> _Problem requirements_
Read the lines that follow and pick out every one containing the word "County".

> _Records for this task_

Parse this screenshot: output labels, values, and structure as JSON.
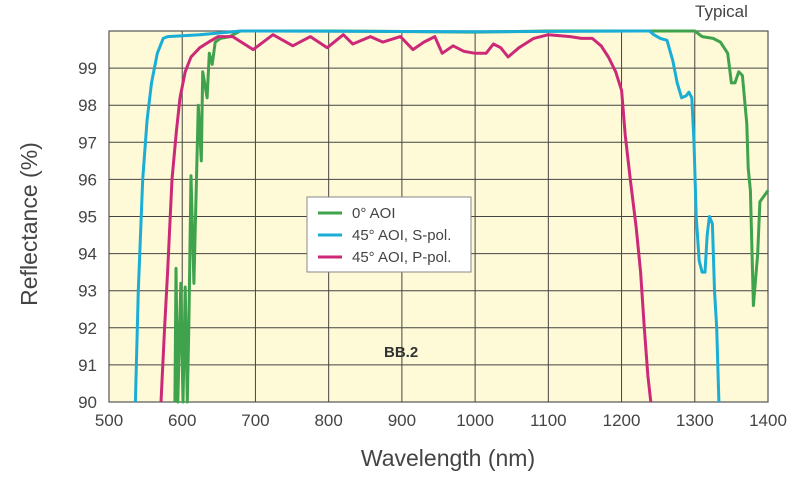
{
  "chart_data": {
    "type": "line",
    "title": "",
    "corner_label": "Typical",
    "annotation": "BB.2",
    "xlabel": "Wavelength (nm)",
    "ylabel": "Reflectance (%)",
    "xlim": [
      500,
      1400
    ],
    "ylim": [
      90,
      100
    ],
    "xticks": [
      500,
      600,
      700,
      800,
      900,
      1000,
      1100,
      1200,
      1300,
      1400
    ],
    "yticks": [
      90,
      91,
      92,
      93,
      94,
      95,
      96,
      97,
      98,
      99
    ],
    "grid": true,
    "legend_placement": "center",
    "series": [
      {
        "name": "0° AOI",
        "color": "#3fa34d",
        "points": [
          [
            590,
            90
          ],
          [
            591.5,
            93.6
          ],
          [
            594,
            90
          ],
          [
            598,
            93.2
          ],
          [
            601,
            90
          ],
          [
            604,
            93.1
          ],
          [
            607,
            90
          ],
          [
            609,
            92
          ],
          [
            612,
            96.1
          ],
          [
            616,
            93.2
          ],
          [
            622,
            98
          ],
          [
            626,
            96.5
          ],
          [
            628,
            98.9
          ],
          [
            634,
            98.2
          ],
          [
            637,
            99.4
          ],
          [
            641,
            99.1
          ],
          [
            645,
            99.7
          ],
          [
            652,
            99.8
          ],
          [
            665,
            99.85
          ],
          [
            679,
            100
          ],
          [
            800,
            100
          ],
          [
            1000,
            99.97
          ],
          [
            1100,
            100
          ],
          [
            1300,
            100
          ],
          [
            1310,
            99.85
          ],
          [
            1325,
            99.8
          ],
          [
            1335,
            99.7
          ],
          [
            1345,
            99.4
          ],
          [
            1350,
            98.6
          ],
          [
            1355,
            98.6
          ],
          [
            1360,
            98.9
          ],
          [
            1365,
            98.8
          ],
          [
            1371,
            97.5
          ],
          [
            1373,
            96.3
          ],
          [
            1376,
            95.7
          ],
          [
            1380,
            92.6
          ],
          [
            1386,
            94
          ],
          [
            1389,
            95.4
          ],
          [
            1400,
            95.7
          ]
        ]
      },
      {
        "name": "45° AOI, S-pol.",
        "color": "#1aaed6",
        "points": [
          [
            536,
            90
          ],
          [
            540,
            93
          ],
          [
            546,
            96
          ],
          [
            552,
            97.6
          ],
          [
            558,
            98.6
          ],
          [
            566,
            99.4
          ],
          [
            574,
            99.8
          ],
          [
            580,
            99.85
          ],
          [
            624,
            99.9
          ],
          [
            680,
            100
          ],
          [
            1000,
            99.98
          ],
          [
            1238,
            100
          ],
          [
            1244,
            99.9
          ],
          [
            1253,
            99.8
          ],
          [
            1262,
            99.75
          ],
          [
            1270,
            99.2
          ],
          [
            1276,
            98.6
          ],
          [
            1282,
            98.2
          ],
          [
            1288,
            98.25
          ],
          [
            1292,
            98.35
          ],
          [
            1296,
            98.2
          ],
          [
            1299,
            97
          ],
          [
            1302,
            95
          ],
          [
            1306,
            93.8
          ],
          [
            1310,
            93.5
          ],
          [
            1314,
            93.5
          ],
          [
            1317,
            94.5
          ],
          [
            1320,
            95
          ],
          [
            1324,
            94.8
          ],
          [
            1327,
            93
          ],
          [
            1330,
            92
          ],
          [
            1333,
            90
          ]
        ]
      },
      {
        "name": "45° AOI, P-pol.",
        "color": "#cc2a78",
        "points": [
          [
            571,
            90
          ],
          [
            576,
            92
          ],
          [
            580,
            93.5
          ],
          [
            586,
            96
          ],
          [
            592,
            97.3
          ],
          [
            597,
            98.2
          ],
          [
            604,
            98.9
          ],
          [
            612,
            99.3
          ],
          [
            624,
            99.55
          ],
          [
            636,
            99.7
          ],
          [
            649,
            99.85
          ],
          [
            669,
            99.85
          ],
          [
            697,
            99.5
          ],
          [
            724,
            99.9
          ],
          [
            751,
            99.6
          ],
          [
            775,
            99.85
          ],
          [
            798,
            99.55
          ],
          [
            820,
            99.9
          ],
          [
            833,
            99.65
          ],
          [
            857,
            99.85
          ],
          [
            874,
            99.7
          ],
          [
            898,
            99.85
          ],
          [
            915,
            99.5
          ],
          [
            930,
            99.7
          ],
          [
            945,
            99.85
          ],
          [
            955,
            99.4
          ],
          [
            970,
            99.6
          ],
          [
            985,
            99.45
          ],
          [
            1000,
            99.4
          ],
          [
            1015,
            99.4
          ],
          [
            1025,
            99.65
          ],
          [
            1035,
            99.55
          ],
          [
            1045,
            99.3
          ],
          [
            1060,
            99.55
          ],
          [
            1080,
            99.8
          ],
          [
            1100,
            99.9
          ],
          [
            1130,
            99.85
          ],
          [
            1145,
            99.8
          ],
          [
            1160,
            99.8
          ],
          [
            1172,
            99.6
          ],
          [
            1182,
            99.3
          ],
          [
            1192,
            98.9
          ],
          [
            1200,
            98.4
          ],
          [
            1205,
            97.2
          ],
          [
            1212,
            96
          ],
          [
            1220,
            94.7
          ],
          [
            1226,
            93.5
          ],
          [
            1231,
            92
          ],
          [
            1236,
            90.7
          ],
          [
            1240,
            90
          ]
        ]
      }
    ]
  }
}
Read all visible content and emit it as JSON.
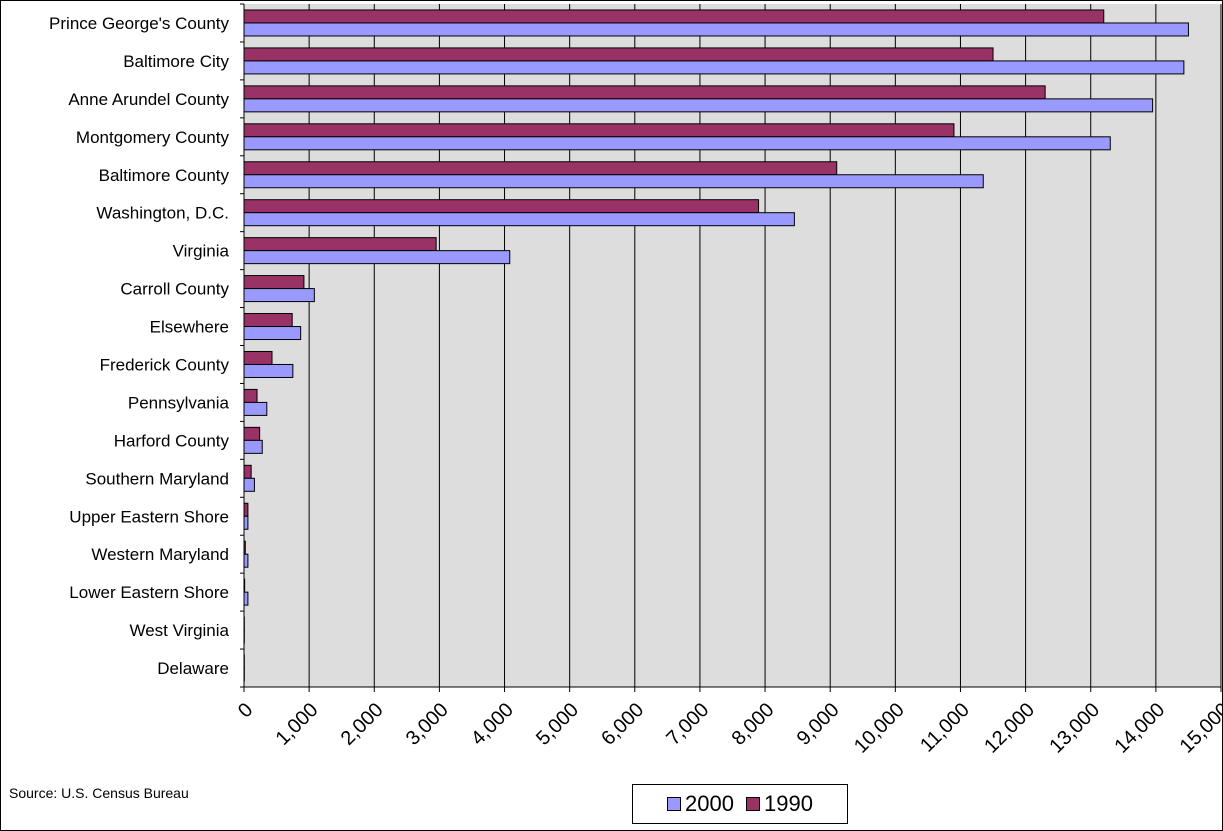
{
  "chart_data": {
    "type": "bar",
    "orientation": "horizontal",
    "title": "",
    "xlabel": "",
    "ylabel": "",
    "categories": [
      "Prince George's County",
      "Baltimore City",
      "Anne Arundel County",
      "Montgomery County",
      "Baltimore County",
      "Washington, D.C.",
      "Virginia",
      "Carroll County",
      "Elsewhere",
      "Frederick County",
      "Pennsylvania",
      "Harford County",
      "Southern Maryland",
      "Upper Eastern Shore",
      "Western Maryland",
      "Lower Eastern Shore",
      "West Virginia",
      "Delaware"
    ],
    "series": [
      {
        "name": "1990",
        "color": "#993366",
        "values": [
          13200,
          11500,
          12300,
          10900,
          9100,
          7900,
          2950,
          920,
          740,
          430,
          200,
          240,
          110,
          60,
          20,
          10,
          5,
          5
        ]
      },
      {
        "name": "2000",
        "color": "#9999ff",
        "values": [
          14500,
          14430,
          13950,
          13300,
          11350,
          8450,
          4080,
          1080,
          870,
          750,
          350,
          280,
          160,
          60,
          60,
          60,
          5,
          5
        ]
      }
    ],
    "xlim": [
      0,
      15000
    ],
    "xticks": [
      "0",
      "1,000",
      "2,000",
      "3,000",
      "4,000",
      "5,000",
      "6,000",
      "7,000",
      "8,000",
      "9,000",
      "10,000",
      "11,000",
      "12,000",
      "13,000",
      "14,000",
      "15,000"
    ],
    "grid": true,
    "plot_background": "#dddddd",
    "legend_position": "bottom",
    "source_note": "Source: U.S. Census Bureau"
  },
  "legend": {
    "items": [
      {
        "label": "2000",
        "color": "#9999ff"
      },
      {
        "label": "1990",
        "color": "#993366"
      }
    ]
  }
}
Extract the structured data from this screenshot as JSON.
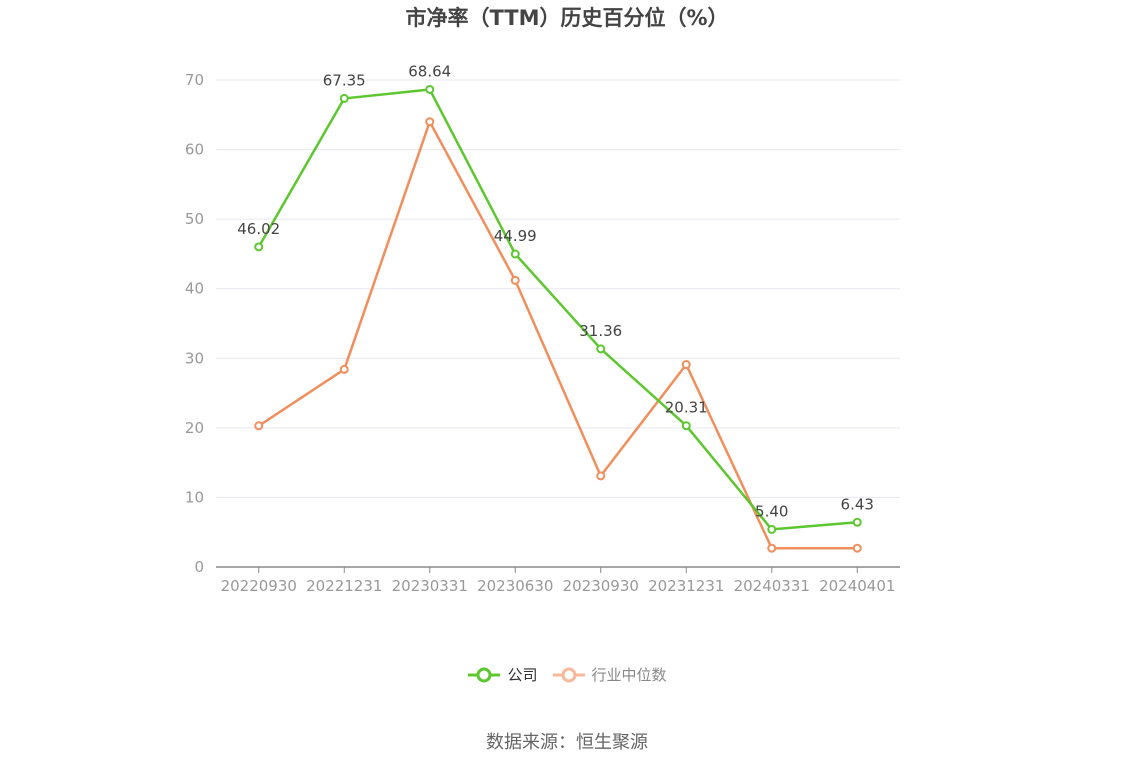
{
  "chart_data": {
    "type": "line",
    "title": "市净率（TTM）历史百分位（%）",
    "categories": [
      "20220930",
      "20221231",
      "20230331",
      "20230630",
      "20230930",
      "20231231",
      "20240331",
      "20240401"
    ],
    "ylim": [
      0,
      70
    ],
    "yticks": [
      0,
      10,
      20,
      30,
      40,
      50,
      60,
      70
    ],
    "grid": true,
    "legend_position": "bottom",
    "series": [
      {
        "name": "公司",
        "color": "#5cc72e",
        "values": [
          46.02,
          67.35,
          68.64,
          44.99,
          31.36,
          20.31,
          5.4,
          6.43
        ],
        "labels": [
          "46.02",
          "67.35",
          "68.64",
          "44.99",
          "31.36",
          "20.31",
          "5.40",
          "6.43"
        ]
      },
      {
        "name": "行业中位数",
        "color": "#f28e5c",
        "values": [
          20.3,
          28.4,
          64.0,
          41.2,
          13.1,
          29.1,
          2.7,
          2.7
        ]
      }
    ],
    "source": "数据来源：恒生聚源"
  }
}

> _Answer to the problem_
      "Prince George's County",
      "Anne Arundel County",
      "Montgomery County",
      "Baltimore County",
      "Carroll County",
      "Frederick County",
      "Harford County",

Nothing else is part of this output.